___ Entries ___

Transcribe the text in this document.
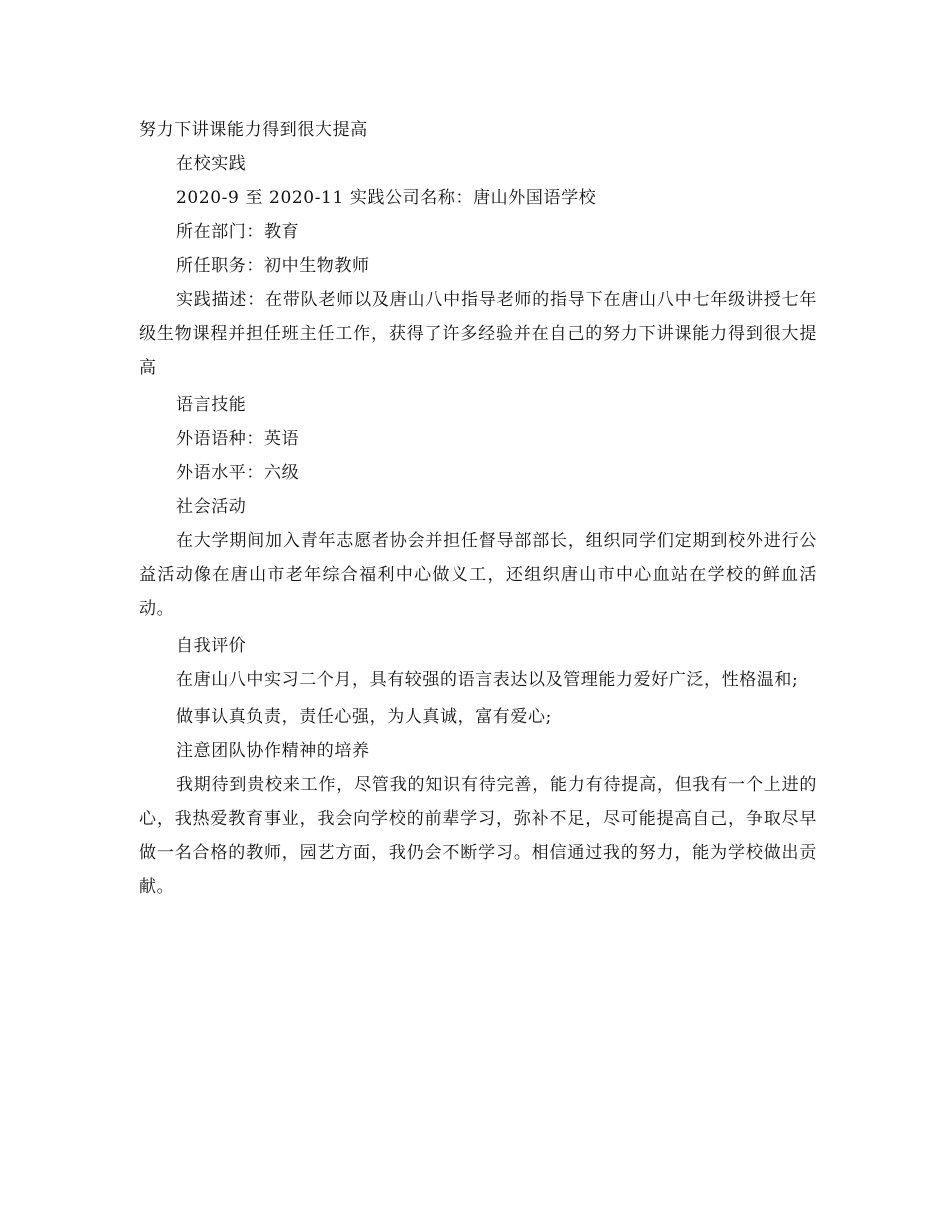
努力下讲课能力得到很大提高

在校实践

2020-9 至 2020-11 实践公司名称：唐山外国语学校

所在部门：教育

所任职务：初中生物教师

实践描述：在带队老师以及唐山八中指导老师的指导下在唐山八中七年级讲授七年级生物课程并担任班主任工作，获得了许多经验并在自己的努力下讲课能力得到很大提高

语言技能

外语语种：英语

外语水平：六级

社会活动

在大学期间加入青年志愿者协会并担任督导部部长，组织同学们定期到校外进行公益活动像在唐山市老年综合福利中心做义工，还组织唐山市中心血站在学校的鲜血活动。

自我评价

在唐山八中实习二个月，具有较强的语言表达以及管理能力爱好广泛，性格温和;

做事认真负责，责任心强，为人真诚，富有爱心;

注意团队协作精神的培养

我期待到贵校来工作，尽管我的知识有待完善，能力有待提高，但我有一个上进的心，我热爱教育事业，我会向学校的前辈学习，弥补不足，尽可能提高自己，争取尽早做一名合格的教师，园艺方面，我仍会不断学习。相信通过我的努力，能为学校做出贡献。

___

Write out the entries above word for word. Do not include the pictures.

== Response to this exercise ==
Transcribe the text in this document.
努力下讲课能力得到很大提高

在校实践

2020-9 至 2020-11 实践公司名称：唐山外国语学校

所在部门：教育

所任职务：初中生物教师

实践描述：在带队老师以及唐山八中指导老师的指导下在唐山八中七年级讲授七年级生物课程并担任班主任工作，获得了许多经验并在自己的努力下讲课能力得到很大提高

语言技能

外语语种：英语

外语水平：六级

社会活动

在大学期间加入青年志愿者协会并担任督导部部长，组织同学们定期到校外进行公益活动像在唐山市老年综合福利中心做义工，还组织唐山市中心血站在学校的鲜血活动。

自我评价

在唐山八中实习二个月，具有较强的语言表达以及管理能力爱好广泛，性格温和;

做事认真负责，责任心强，为人真诚，富有爱心;

注意团队协作精神的培养

我期待到贵校来工作，尽管我的知识有待完善，能力有待提高，但我有一个上进的心，我热爱教育事业，我会向学校的前辈学习，弥补不足，尽可能提高自己，争取尽早做一名合格的教师，园艺方面，我仍会不断学习。相信通过我的努力，能为学校做出贡献。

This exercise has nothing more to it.